» Written exercise: Check every line of the data below for the string "center", and copy the ones that hold it.

Dataset records:

────────────────────────────────────────

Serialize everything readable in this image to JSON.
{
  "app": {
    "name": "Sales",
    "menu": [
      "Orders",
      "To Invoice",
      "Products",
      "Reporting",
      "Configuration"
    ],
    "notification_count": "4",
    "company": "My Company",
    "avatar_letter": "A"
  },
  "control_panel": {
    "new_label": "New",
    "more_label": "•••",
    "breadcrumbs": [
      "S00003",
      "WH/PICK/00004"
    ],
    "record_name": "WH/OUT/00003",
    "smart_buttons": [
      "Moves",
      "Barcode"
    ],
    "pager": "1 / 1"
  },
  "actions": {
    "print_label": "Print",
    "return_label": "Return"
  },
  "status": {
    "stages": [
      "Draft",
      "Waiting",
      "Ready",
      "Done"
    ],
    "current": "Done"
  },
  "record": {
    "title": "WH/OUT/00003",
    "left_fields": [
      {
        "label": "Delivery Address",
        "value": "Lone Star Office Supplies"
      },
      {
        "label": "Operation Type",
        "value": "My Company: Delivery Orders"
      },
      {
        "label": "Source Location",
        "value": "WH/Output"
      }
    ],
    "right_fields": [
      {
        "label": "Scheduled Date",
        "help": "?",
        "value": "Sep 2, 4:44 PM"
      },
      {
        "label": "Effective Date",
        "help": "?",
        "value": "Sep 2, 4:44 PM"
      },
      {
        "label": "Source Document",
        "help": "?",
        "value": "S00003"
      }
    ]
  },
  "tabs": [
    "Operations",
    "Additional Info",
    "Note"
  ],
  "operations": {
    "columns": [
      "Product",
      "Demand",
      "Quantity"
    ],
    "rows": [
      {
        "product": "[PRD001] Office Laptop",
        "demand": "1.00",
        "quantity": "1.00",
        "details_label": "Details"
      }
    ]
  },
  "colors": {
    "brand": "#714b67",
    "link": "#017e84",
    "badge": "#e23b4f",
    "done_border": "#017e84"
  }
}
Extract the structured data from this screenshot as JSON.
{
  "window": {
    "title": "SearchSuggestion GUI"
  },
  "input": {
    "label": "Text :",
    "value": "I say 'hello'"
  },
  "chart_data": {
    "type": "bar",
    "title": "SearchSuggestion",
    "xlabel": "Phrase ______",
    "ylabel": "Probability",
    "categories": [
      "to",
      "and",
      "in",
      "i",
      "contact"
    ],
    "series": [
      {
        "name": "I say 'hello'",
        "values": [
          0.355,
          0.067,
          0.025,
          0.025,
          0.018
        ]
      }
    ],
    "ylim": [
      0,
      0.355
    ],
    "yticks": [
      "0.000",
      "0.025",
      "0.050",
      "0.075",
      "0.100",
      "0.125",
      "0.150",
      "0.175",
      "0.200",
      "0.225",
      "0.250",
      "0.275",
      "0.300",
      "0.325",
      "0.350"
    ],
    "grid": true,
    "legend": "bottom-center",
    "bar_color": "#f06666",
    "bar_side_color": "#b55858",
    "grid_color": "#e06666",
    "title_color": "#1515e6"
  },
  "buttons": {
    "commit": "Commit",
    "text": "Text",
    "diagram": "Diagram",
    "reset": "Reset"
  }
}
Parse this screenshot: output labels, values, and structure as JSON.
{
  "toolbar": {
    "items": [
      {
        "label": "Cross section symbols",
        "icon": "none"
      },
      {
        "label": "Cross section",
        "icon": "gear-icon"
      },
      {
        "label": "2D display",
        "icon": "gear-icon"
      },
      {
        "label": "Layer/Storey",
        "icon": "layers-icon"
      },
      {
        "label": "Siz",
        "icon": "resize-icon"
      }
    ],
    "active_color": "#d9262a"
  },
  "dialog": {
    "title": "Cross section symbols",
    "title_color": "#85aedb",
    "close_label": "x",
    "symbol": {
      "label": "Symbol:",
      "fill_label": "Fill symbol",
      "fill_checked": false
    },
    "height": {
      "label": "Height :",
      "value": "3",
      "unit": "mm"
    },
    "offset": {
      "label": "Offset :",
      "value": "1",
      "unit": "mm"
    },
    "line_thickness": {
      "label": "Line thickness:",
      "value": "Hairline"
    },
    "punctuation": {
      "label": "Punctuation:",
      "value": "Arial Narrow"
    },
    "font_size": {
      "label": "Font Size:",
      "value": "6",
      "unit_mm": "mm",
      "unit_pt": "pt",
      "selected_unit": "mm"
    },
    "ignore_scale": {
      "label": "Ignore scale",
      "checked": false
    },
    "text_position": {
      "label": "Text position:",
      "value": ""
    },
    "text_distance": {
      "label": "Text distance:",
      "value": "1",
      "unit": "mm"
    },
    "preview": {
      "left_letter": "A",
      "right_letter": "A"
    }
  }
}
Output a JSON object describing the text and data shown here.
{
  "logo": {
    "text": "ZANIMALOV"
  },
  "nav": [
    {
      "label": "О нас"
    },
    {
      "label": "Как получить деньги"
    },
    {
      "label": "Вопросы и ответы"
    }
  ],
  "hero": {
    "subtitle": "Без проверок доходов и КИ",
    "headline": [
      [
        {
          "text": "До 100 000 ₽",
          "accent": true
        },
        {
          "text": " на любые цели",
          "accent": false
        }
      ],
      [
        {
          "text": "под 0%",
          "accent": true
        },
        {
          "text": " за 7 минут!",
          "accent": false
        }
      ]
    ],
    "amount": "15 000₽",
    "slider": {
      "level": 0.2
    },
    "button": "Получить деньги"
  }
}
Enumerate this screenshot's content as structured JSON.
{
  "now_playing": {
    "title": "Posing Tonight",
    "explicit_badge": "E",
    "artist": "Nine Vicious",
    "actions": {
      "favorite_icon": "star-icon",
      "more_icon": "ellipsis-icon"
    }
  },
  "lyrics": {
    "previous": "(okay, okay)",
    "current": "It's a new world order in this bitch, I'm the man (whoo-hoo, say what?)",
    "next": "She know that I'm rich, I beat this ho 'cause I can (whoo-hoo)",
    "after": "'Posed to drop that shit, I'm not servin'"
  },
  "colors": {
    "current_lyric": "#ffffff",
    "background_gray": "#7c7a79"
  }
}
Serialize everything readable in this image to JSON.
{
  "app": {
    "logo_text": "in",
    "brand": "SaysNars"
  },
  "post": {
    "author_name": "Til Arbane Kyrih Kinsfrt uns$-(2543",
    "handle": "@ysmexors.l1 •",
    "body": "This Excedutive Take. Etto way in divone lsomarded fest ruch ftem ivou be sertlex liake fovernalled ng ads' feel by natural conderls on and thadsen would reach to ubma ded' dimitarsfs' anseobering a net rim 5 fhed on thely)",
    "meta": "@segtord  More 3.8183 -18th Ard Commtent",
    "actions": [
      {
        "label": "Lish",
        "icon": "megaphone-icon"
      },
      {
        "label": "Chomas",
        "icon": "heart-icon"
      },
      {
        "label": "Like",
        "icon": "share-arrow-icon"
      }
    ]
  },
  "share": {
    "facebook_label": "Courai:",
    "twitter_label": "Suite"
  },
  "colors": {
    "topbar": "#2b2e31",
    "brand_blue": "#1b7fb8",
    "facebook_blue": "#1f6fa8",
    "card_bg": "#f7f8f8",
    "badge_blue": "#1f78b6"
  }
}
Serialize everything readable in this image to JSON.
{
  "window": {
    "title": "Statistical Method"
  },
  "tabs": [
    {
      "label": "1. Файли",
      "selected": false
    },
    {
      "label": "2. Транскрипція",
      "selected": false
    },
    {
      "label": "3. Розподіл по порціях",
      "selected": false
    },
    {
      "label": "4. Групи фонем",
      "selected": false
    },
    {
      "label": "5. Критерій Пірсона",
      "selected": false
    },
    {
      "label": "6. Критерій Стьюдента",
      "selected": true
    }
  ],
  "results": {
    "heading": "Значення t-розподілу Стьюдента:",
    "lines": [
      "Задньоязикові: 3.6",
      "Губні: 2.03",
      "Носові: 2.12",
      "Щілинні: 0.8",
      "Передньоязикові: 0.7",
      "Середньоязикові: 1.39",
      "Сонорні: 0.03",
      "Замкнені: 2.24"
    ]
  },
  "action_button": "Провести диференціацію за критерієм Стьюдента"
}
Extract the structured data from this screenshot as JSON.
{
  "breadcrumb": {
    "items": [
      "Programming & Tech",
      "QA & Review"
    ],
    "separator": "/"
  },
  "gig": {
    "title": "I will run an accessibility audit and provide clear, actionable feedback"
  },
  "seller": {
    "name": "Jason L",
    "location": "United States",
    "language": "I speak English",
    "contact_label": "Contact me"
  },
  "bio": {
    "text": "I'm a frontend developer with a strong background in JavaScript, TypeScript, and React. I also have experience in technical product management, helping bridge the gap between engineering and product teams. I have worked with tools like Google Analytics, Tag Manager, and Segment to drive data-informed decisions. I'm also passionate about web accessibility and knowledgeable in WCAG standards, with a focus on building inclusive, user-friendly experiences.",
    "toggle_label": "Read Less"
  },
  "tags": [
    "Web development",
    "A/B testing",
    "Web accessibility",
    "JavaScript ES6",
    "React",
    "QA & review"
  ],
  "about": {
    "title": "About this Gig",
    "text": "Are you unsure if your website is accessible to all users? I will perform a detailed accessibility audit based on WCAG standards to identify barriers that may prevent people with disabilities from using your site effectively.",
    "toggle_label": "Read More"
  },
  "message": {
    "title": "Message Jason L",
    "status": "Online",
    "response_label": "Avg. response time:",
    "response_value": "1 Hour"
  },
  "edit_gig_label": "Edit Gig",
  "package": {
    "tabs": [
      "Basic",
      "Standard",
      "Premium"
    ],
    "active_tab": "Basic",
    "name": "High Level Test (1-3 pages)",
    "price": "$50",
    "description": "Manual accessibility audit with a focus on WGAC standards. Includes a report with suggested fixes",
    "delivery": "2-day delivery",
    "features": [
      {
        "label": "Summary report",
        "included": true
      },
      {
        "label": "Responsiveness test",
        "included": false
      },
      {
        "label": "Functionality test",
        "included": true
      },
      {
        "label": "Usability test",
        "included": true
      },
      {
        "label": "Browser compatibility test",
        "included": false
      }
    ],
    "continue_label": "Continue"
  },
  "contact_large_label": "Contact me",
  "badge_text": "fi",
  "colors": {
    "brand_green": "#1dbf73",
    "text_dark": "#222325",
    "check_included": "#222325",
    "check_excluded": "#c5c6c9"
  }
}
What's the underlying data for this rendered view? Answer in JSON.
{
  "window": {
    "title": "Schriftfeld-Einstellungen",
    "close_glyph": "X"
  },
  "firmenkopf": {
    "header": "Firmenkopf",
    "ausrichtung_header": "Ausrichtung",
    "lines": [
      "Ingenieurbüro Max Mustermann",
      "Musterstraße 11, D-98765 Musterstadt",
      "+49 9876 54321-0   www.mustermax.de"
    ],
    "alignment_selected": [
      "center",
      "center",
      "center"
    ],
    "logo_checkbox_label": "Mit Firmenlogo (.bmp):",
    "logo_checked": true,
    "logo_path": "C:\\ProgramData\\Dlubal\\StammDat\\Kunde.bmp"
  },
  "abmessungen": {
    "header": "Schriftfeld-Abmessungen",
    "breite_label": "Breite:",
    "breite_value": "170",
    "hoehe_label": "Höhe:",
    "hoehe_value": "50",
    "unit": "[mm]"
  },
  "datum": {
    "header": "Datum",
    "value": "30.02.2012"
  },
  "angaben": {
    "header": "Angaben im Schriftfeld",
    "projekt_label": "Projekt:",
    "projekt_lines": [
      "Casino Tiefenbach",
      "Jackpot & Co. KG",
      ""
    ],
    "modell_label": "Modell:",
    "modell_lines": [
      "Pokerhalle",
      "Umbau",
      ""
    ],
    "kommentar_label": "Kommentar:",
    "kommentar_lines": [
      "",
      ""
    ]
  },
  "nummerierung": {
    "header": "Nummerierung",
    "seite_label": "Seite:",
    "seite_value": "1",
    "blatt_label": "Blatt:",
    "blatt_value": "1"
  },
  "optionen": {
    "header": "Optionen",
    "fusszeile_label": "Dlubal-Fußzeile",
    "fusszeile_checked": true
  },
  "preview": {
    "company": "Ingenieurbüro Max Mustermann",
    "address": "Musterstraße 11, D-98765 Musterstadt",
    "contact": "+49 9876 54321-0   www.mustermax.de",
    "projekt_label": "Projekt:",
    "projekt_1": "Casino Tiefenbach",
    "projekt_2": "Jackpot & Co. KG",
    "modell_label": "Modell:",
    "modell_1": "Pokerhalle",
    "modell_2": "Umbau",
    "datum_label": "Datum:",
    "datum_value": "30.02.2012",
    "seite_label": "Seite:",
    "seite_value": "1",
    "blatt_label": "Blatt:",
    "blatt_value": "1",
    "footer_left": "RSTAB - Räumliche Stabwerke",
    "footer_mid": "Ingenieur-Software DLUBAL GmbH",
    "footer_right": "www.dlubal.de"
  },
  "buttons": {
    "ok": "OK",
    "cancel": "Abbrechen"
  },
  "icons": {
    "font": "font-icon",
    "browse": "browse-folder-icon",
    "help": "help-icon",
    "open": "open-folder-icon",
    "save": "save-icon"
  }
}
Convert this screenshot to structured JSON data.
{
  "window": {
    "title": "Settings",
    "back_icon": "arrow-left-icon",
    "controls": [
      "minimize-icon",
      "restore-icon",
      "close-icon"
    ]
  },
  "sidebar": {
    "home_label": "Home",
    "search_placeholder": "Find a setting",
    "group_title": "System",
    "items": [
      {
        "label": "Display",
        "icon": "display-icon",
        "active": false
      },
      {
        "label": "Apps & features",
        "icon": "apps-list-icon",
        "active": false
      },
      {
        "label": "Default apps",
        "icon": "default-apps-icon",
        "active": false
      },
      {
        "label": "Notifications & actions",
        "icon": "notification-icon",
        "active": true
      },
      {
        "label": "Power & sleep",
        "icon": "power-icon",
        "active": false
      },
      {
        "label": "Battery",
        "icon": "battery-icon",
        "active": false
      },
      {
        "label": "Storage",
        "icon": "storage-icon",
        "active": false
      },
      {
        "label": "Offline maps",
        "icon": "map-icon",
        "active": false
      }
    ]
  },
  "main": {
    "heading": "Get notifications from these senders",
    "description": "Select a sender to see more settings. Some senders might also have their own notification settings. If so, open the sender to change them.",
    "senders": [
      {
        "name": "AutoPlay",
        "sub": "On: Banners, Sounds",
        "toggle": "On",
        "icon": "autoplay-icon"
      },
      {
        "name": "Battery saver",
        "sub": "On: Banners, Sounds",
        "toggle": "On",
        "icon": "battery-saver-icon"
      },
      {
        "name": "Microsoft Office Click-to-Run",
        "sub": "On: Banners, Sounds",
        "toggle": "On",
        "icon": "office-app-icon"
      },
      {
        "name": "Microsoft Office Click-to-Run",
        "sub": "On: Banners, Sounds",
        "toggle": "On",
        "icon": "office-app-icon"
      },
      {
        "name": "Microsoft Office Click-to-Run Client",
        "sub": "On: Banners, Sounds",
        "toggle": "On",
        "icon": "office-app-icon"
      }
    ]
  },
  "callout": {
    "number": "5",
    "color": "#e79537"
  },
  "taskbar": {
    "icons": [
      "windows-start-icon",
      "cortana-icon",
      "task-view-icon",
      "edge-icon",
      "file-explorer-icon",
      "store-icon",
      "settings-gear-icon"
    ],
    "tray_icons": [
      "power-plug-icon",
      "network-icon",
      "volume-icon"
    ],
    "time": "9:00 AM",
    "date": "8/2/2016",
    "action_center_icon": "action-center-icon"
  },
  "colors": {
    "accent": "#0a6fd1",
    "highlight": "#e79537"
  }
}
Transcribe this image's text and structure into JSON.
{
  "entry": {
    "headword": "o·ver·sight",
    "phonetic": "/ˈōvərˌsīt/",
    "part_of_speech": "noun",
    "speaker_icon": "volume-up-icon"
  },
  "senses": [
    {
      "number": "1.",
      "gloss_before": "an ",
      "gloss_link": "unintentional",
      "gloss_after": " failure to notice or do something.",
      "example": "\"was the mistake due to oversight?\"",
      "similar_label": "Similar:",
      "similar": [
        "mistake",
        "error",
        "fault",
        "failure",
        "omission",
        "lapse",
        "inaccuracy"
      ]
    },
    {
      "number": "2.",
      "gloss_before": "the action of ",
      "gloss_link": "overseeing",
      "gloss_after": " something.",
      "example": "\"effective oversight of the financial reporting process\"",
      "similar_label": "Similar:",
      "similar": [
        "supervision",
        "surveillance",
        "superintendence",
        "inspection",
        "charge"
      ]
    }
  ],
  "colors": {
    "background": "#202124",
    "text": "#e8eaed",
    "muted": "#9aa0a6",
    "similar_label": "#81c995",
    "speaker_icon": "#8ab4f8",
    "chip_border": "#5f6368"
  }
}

────────────────────────────────────────

» Full answer:
    "legend": "bottom-center",
      "center",
      "center",
      "center"
    "action_center_icon": "action-center-icon"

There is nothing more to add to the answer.